Tally the lines that include the word "What" and reply with nothing but the total.

## Start Records to process

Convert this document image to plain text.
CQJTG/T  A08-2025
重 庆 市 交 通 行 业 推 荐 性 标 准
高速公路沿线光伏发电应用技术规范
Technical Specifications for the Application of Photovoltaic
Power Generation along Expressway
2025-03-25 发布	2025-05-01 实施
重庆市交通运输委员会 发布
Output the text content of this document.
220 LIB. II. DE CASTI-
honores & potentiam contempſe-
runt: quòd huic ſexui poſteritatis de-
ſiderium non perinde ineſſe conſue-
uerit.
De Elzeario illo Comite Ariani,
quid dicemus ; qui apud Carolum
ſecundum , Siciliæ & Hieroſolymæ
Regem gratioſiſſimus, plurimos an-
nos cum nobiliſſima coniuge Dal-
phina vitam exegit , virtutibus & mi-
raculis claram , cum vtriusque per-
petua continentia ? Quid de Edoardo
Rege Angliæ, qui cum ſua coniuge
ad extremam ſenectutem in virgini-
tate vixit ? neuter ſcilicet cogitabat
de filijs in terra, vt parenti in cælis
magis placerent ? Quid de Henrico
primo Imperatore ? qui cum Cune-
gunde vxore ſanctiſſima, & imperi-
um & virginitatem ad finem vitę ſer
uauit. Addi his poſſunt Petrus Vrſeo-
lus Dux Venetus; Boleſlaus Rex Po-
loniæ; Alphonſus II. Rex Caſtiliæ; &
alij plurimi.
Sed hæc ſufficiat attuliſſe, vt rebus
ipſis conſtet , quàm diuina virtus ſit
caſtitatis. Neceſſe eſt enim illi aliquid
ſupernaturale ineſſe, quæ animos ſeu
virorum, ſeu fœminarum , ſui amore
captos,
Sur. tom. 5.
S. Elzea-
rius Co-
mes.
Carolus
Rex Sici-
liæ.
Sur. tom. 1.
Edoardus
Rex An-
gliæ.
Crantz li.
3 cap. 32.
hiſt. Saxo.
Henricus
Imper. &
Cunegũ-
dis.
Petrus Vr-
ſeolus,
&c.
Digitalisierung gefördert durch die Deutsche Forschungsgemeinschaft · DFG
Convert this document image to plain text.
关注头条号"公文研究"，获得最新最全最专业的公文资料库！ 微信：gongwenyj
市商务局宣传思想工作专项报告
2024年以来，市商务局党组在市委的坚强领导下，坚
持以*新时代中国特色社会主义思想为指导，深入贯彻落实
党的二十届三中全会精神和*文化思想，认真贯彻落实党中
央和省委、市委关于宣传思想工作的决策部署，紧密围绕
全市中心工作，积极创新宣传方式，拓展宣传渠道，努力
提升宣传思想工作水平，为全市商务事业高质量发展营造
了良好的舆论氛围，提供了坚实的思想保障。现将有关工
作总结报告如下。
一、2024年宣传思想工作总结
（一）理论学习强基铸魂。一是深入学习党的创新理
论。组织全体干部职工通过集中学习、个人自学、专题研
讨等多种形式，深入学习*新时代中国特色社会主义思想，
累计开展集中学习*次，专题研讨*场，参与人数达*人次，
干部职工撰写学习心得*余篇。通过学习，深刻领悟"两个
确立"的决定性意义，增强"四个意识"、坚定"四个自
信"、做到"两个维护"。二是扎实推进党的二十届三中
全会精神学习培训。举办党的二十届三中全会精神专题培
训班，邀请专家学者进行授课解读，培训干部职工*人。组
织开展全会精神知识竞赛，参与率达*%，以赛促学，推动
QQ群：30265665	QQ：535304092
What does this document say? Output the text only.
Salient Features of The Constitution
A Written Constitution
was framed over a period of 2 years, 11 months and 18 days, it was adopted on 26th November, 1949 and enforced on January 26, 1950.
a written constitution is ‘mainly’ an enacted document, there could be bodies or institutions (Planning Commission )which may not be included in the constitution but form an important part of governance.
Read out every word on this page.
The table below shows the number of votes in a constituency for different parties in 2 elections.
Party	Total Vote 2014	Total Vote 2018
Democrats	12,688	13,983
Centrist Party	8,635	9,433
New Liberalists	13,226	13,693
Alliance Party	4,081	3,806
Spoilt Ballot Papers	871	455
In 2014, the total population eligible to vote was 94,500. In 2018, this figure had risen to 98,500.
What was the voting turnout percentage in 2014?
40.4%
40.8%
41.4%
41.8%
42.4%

## End Records to process

**Reply to the exercise:**
2